**Data excerpts**
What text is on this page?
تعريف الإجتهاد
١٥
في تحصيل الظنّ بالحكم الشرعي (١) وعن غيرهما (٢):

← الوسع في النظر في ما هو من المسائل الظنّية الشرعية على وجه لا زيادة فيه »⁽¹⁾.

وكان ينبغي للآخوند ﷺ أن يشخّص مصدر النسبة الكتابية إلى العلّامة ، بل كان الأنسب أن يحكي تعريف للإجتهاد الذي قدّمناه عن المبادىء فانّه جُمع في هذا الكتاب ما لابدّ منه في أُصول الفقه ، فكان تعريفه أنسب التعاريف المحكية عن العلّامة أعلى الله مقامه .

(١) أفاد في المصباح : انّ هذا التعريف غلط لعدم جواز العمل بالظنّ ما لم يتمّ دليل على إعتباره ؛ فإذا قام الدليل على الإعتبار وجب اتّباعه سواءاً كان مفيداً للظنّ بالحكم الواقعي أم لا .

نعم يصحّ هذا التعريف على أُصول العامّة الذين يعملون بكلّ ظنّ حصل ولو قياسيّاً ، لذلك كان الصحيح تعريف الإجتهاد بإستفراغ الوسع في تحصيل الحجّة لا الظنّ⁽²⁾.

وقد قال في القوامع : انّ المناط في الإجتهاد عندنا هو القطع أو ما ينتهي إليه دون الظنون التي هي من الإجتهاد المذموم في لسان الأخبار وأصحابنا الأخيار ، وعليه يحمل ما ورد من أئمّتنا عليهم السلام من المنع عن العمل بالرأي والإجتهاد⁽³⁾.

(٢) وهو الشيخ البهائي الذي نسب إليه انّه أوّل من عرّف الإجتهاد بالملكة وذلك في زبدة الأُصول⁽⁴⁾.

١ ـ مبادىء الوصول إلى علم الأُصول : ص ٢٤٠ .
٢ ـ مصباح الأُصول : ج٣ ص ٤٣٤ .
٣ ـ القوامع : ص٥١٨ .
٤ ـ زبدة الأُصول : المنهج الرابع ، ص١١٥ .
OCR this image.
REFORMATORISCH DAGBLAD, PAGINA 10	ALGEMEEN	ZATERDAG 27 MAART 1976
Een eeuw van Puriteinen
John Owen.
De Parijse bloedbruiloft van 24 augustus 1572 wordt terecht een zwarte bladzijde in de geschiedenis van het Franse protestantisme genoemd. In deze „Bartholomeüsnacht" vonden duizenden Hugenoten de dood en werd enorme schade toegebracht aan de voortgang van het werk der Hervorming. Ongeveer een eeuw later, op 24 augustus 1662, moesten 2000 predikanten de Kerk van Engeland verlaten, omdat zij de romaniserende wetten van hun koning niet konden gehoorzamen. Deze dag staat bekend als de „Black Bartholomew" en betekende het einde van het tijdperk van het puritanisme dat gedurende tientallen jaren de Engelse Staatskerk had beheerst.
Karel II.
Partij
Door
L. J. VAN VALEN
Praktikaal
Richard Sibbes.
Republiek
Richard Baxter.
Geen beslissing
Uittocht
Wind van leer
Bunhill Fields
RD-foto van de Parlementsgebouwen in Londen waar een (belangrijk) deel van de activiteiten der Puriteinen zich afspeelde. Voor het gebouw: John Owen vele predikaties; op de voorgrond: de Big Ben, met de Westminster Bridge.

**Task details**
Emit the records above again, exactly, with no line skipped.

**Written answer**
What text is on this page?
تعريف الإجتهاد
١٥
في تحصيل الظنّ بالحكم الشرعي (١) وعن غيرهما (٢):

← الوسع في النظر في ما هو من المسائل الظنّية الشرعية على وجه لا زيادة فيه »⁽¹⁾.

وكان ينبغي للآخوند ﷺ أن يشخّص مصدر النسبة الكتابية إلى العلّامة ، بل كان الأنسب أن يحكي تعريف للإجتهاد الذي قدّمناه عن المبادىء فانّه جُمع في هذا الكتاب ما لابدّ منه في أُصول الفقه ، فكان تعريفه أنسب التعاريف المحكية عن العلّامة أعلى الله مقامه .

(١) أفاد في المصباح : انّ هذا التعريف غلط لعدم جواز العمل بالظنّ ما لم يتمّ دليل على إعتباره ؛ فإذا قام الدليل على الإعتبار وجب اتّباعه سواءاً كان مفيداً للظنّ بالحكم الواقعي أم لا .

نعم يصحّ هذا التعريف على أُصول العامّة الذين يعملون بكلّ ظنّ حصل ولو قياسيّاً ، لذلك كان الصحيح تعريف الإجتهاد بإستفراغ الوسع في تحصيل الحجّة لا الظنّ⁽²⁾.

وقد قال في القوامع : انّ المناط في الإجتهاد عندنا هو القطع أو ما ينتهي إليه دون الظنون التي هي من الإجتهاد المذموم في لسان الأخبار وأصحابنا الأخيار ، وعليه يحمل ما ورد من أئمّتنا عليهم السلام من المنع عن العمل بالرأي والإجتهاد⁽³⁾.

(٢) وهو الشيخ البهائي الذي نسب إليه انّه أوّل من عرّف الإجتهاد بالملكة وذلك في زبدة الأُصول⁽⁴⁾.

١ ـ مبادىء الوصول إلى علم الأُصول : ص ٢٤٠ .
٢ ـ مصباح الأُصول : ج٣ ص ٤٣٤ .
٣ ـ القوامع : ص٥١٨ .
٤ ـ زبدة الأُصول : المنهج الرابع ، ص١١٥ .
OCR this image.
REFORMATORISCH DAGBLAD, PAGINA 10	ALGEMEEN	ZATERDAG 27 MAART 1976
Een eeuw van Puriteinen
John Owen.
De Parijse bloedbruiloft van 24 augustus 1572 wordt terecht een zwarte bladzijde in de geschiedenis van het Franse protestantisme genoemd. In deze „Bartholomeüsnacht" vonden duizenden Hugenoten de dood en werd enorme schade toegebracht aan de voortgang van het werk der Hervorming. Ongeveer een eeuw later, op 24 augustus 1662, moesten 2000 predikanten de Kerk van Engeland verlaten, omdat zij de romaniserende wetten van hun koning niet konden gehoorzamen. Deze dag staat bekend als de „Black Bartholomew" en betekende het einde van het tijdperk van het puritanisme dat gedurende tientallen jaren de Engelse Staatskerk had beheerst.
Karel II.
Partij
Door
L. J. VAN VALEN
Praktikaal
Richard Sibbes.
Republiek
Richard Baxter.
Geen beslissing
Uittocht
Wind van leer
Bunhill Fields
RD-foto van de Parlementsgebouwen in Londen waar een (belangrijk) deel van de activiteiten der Puriteinen zich afspeelde. Voor het gebouw: John Owen vele predikaties; op de voorgrond: de Big Ben, met de Westminster Bridge.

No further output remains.